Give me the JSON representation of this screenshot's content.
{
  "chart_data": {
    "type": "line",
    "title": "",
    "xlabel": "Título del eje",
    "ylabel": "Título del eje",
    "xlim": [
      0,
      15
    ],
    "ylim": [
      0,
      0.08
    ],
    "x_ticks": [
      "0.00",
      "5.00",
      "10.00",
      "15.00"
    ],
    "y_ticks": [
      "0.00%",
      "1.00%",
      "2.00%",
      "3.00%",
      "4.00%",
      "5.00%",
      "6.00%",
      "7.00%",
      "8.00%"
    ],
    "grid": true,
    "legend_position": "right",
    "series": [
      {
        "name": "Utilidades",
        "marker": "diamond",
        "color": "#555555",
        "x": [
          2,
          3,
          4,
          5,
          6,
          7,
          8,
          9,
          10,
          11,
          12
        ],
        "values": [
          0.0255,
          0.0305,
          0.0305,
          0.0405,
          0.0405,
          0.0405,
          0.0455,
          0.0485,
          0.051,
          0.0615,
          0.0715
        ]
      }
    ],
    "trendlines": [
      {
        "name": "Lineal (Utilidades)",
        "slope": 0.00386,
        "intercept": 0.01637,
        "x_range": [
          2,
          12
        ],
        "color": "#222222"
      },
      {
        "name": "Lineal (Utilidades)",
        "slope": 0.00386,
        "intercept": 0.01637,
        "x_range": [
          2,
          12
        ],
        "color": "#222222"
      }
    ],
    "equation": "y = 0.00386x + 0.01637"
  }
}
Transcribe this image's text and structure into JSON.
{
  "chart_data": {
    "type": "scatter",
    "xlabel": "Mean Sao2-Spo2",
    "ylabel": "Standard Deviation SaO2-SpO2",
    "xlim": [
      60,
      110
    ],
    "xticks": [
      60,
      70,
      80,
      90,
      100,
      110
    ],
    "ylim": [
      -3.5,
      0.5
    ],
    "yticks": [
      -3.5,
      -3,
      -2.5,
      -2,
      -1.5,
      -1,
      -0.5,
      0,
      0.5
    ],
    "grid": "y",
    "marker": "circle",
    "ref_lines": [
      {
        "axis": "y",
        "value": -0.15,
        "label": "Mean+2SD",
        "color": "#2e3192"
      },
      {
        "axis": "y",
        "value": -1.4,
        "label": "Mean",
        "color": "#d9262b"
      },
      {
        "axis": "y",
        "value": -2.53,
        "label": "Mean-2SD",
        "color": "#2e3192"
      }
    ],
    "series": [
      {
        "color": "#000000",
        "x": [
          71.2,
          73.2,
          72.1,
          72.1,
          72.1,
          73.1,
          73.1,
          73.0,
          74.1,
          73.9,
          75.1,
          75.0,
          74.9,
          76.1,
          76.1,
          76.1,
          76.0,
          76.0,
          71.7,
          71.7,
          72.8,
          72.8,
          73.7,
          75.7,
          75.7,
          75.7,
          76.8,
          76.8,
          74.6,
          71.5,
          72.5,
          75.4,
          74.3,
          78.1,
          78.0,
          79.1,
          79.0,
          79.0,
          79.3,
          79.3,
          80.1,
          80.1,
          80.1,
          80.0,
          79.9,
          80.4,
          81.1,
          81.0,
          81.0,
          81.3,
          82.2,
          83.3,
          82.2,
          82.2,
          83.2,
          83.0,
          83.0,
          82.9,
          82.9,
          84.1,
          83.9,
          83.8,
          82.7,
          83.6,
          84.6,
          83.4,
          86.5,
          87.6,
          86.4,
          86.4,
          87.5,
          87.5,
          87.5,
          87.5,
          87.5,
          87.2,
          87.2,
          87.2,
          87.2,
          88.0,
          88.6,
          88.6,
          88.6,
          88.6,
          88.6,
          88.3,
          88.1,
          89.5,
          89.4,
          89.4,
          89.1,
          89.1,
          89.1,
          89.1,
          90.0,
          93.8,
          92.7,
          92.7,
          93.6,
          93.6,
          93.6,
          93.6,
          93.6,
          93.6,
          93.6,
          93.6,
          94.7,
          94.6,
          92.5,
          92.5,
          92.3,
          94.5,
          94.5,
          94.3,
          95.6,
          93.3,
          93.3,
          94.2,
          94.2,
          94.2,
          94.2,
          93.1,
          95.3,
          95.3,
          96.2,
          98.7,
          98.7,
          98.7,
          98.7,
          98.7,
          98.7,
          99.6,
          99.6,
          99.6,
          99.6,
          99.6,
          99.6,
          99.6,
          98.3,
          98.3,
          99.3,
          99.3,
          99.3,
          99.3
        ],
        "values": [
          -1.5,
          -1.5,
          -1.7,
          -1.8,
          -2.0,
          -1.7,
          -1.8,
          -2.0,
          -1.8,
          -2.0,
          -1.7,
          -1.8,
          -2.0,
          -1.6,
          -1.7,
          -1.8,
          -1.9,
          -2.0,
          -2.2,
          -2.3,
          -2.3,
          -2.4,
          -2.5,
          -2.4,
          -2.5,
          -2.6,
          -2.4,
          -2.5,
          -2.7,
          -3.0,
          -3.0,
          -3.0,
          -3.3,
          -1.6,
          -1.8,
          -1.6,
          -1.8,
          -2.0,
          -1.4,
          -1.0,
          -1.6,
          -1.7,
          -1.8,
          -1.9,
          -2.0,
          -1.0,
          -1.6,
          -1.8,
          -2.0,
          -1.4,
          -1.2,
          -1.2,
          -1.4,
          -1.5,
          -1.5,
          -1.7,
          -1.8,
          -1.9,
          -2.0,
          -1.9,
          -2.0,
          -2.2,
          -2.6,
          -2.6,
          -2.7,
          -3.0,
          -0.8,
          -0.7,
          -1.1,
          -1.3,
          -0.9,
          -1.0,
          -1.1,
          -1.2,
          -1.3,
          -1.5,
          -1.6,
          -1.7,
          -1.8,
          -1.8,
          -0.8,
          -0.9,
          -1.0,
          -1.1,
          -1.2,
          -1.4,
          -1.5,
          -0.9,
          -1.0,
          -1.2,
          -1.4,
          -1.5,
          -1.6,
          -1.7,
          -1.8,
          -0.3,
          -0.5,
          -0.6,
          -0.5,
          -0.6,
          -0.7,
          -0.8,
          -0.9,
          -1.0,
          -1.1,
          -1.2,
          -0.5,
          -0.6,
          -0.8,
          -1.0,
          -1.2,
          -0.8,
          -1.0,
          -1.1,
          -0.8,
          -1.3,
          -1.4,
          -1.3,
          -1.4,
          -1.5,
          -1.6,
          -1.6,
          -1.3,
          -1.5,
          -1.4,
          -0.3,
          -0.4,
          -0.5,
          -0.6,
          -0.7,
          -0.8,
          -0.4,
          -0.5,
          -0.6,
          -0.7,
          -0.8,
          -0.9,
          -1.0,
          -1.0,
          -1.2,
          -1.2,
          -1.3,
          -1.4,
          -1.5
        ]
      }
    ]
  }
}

* _Your task_: List all lines from the entries that include the word "this".

* _Final result_:
Give me the JSON representation of this screenshot's content.
Transcribe this image's text and structure into JSON.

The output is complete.